**Things to do:**
1 > In the comment thread on LLMs and the neocortex, what kind of function can individual biological neurons compute?
2 > Summarize the comment thread on LLMs and the neocortex in two sentences.
3 > Update the comment thread on LLMs and the neocortex from "There's plenty of" to "backpropagation for learning.", replacing "backpropagation" with "gradient descent".

**Source text:**
* * * *

Yeah, there's some beautiful math underlying what LLMs are doing, and it's the same math our neocortex runs on.

burnte 2 minutes ago | parent | next [-]

> and it's the same math our neocortex runs on.

The math is based upon theories of how the brain work, but even if those theories are right, this math is a great simplification and subset of what organic brains do.

dekhn an hour ago | parent | prev | next [-]

There's plenty of beautiful math there, but the relationship to what our neocortex does is pretty distant. Individual biological neurons can do fairly complicated things, including compute 10-bit parity functions (you would normally need a 3-layer MLP with a bunch of digital neurons to do this). And they don't seem to use backpropagation for learning.

ainch 2 hours ago | parent | prev [-]

Could you provide more detail? My understanding is that the neocortex is predominantly focused on forwards simulation, which seems distinct to how transformers operate.

koverstreet an hour ago | parent [-]

That's fundamental to how anything that compresses/understands the world has to work, in the Kolmogeravian sense. That's why people denigrate LLMs as being just "next token predictors" - they're not wrong, but they're missing the point.

Because to do that kind of prediction out in the world you have to build up an accurate model of reality - a model that includes yourself! Which is why we and LLMs are self aware.

For the "how", it's been known for some time that LLMs operate on a Reimannian manifold - the semantic manifold - and that's a good place to start if you want to learn how they actually work; how a Reimannian manifold (plus some extra structure on top) can represent natural language in a form you can do work with is the part I find particularly beautiful. At a high level, the neocortex and LLMs appear to compute on the manifold in basically the same way - though a lot of the details are different; both are more sophisticated in some areas and less in others.

* * * *

**Source information:**
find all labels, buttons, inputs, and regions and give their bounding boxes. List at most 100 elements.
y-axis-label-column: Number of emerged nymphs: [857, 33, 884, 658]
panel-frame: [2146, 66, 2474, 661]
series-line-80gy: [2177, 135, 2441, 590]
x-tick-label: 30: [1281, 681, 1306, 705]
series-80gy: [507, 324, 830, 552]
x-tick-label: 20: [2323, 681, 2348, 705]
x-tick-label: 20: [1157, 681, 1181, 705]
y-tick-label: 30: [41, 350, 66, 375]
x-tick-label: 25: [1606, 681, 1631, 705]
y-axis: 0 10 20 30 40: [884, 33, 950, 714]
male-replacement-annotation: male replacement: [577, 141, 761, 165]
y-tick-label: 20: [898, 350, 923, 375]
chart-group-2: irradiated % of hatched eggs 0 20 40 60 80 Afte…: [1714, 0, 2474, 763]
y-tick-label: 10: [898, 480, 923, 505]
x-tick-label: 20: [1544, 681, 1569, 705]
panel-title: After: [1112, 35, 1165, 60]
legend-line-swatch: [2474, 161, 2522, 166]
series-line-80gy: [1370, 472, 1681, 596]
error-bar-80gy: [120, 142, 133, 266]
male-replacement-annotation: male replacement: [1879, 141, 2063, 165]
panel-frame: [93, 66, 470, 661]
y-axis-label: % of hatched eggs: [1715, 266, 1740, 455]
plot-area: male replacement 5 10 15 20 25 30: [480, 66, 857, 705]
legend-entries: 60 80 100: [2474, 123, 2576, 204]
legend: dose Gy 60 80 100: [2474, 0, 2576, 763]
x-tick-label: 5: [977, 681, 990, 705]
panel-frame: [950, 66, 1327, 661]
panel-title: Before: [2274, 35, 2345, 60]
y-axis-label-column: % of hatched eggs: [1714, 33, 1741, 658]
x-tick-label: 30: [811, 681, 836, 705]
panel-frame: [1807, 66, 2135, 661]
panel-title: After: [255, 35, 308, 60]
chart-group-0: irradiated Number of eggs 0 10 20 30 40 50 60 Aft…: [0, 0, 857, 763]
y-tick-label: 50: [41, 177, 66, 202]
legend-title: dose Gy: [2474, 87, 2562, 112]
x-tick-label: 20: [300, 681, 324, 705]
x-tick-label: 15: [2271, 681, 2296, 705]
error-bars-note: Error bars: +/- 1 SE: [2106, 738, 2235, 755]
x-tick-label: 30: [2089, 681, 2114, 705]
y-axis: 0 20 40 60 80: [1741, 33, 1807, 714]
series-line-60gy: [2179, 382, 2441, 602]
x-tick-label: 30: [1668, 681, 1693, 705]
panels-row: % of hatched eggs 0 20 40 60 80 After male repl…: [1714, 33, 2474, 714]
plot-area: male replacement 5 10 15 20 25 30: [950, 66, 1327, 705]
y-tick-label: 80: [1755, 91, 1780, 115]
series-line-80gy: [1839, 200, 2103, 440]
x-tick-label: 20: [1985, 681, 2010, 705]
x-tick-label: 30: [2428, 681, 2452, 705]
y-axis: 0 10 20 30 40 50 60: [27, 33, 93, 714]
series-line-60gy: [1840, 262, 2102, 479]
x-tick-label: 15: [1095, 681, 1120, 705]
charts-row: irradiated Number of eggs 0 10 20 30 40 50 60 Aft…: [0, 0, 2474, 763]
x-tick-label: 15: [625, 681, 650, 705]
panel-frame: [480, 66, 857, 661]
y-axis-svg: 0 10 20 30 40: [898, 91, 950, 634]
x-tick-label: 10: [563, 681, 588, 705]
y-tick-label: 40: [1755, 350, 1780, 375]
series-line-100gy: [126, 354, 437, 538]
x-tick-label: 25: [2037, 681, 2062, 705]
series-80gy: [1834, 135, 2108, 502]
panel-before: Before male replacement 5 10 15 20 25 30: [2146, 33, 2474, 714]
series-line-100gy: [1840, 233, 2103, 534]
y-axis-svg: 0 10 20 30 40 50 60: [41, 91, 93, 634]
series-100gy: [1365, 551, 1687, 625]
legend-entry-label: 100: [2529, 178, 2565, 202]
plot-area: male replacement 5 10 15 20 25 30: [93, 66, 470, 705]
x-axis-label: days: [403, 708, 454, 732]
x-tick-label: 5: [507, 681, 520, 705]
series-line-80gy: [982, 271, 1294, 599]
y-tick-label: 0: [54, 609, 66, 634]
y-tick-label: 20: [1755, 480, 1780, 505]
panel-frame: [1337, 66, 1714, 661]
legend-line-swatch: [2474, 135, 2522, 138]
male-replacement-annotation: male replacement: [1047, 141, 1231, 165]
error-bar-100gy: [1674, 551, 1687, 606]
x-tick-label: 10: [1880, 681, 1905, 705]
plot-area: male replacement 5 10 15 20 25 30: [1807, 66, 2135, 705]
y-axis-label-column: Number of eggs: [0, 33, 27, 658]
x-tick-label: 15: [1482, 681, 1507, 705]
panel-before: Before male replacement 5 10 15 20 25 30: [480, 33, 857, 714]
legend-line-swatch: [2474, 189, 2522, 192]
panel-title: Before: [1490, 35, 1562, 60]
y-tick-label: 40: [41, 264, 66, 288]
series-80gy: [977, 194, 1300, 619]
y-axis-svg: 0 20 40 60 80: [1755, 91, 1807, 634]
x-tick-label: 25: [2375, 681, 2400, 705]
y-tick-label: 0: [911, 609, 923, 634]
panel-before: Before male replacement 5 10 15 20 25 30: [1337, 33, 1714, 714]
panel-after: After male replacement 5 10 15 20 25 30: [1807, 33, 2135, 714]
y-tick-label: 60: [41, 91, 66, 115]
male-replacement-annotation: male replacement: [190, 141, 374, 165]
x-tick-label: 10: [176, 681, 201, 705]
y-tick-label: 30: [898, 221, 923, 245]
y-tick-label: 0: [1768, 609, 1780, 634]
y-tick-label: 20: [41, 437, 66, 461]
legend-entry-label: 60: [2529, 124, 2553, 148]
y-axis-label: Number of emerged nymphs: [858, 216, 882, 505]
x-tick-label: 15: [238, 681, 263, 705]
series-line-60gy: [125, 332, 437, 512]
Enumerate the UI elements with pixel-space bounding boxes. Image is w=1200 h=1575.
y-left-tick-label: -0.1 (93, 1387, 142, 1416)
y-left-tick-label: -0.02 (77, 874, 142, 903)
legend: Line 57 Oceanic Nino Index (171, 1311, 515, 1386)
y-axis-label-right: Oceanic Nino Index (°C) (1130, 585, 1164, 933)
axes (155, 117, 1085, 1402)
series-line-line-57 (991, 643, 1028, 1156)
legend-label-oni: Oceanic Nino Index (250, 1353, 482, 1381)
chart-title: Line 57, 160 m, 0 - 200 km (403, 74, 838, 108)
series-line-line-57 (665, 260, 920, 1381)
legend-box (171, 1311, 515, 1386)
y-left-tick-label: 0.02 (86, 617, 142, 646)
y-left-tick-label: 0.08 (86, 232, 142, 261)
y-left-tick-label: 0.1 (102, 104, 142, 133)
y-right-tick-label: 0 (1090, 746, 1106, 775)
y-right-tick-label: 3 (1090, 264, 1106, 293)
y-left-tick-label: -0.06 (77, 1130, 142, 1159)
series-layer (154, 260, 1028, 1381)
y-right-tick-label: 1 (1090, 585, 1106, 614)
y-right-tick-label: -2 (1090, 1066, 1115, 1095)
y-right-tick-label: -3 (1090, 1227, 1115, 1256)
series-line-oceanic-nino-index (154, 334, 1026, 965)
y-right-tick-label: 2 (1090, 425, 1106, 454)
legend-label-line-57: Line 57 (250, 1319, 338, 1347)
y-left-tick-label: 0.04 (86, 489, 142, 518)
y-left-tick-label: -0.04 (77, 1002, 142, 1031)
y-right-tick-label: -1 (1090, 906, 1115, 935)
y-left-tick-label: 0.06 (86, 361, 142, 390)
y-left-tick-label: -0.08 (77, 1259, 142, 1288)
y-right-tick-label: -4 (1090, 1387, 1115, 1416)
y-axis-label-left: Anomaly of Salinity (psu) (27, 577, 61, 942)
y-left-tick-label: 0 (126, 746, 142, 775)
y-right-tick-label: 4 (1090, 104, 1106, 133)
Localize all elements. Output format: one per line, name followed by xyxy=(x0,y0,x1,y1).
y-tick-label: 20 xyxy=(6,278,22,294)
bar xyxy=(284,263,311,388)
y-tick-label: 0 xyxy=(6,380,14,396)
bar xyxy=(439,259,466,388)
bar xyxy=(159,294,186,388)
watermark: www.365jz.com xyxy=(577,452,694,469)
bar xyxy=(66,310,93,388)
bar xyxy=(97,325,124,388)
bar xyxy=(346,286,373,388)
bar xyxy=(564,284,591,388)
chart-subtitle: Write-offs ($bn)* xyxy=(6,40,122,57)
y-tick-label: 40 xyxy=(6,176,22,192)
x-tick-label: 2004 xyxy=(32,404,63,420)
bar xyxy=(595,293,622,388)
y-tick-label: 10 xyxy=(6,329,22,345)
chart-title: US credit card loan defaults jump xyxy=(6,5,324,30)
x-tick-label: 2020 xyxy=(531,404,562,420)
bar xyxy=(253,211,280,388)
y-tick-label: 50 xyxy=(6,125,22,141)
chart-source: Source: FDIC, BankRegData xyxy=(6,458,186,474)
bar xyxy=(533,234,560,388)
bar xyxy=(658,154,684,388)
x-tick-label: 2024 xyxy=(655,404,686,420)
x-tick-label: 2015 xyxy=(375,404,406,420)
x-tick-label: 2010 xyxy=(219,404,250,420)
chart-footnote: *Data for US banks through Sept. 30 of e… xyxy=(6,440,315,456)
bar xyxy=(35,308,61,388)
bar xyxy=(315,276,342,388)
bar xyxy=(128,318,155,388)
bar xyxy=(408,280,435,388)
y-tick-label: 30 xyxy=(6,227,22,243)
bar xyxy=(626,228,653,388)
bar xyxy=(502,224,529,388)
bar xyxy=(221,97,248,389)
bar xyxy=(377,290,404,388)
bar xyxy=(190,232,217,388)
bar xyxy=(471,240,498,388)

* * * *

**Results:**
1 > 10-bit parity functions.

2 > Commenters dispute the claim that LLMs run on the same math as the neocortex. Some say this math is a great simplification of what organic brains do and that biological neurons don't seem to learn by backpropagation, while another argues that prediction requires an accurate model of reality and that the neocortex and LLMs appear to compute on a manifold in basically the same way, though many details differ.

3 >
There's plenty of beautiful math there, but the relationship to what our neocortex does is pretty distant. Individual biological neurons can do fairly complicated things, including compute 10-bit parity functions (you would normally need a 3-layer MLP with a bunch of digital neurons to do this). And they don't seem to use gradient descent for learning.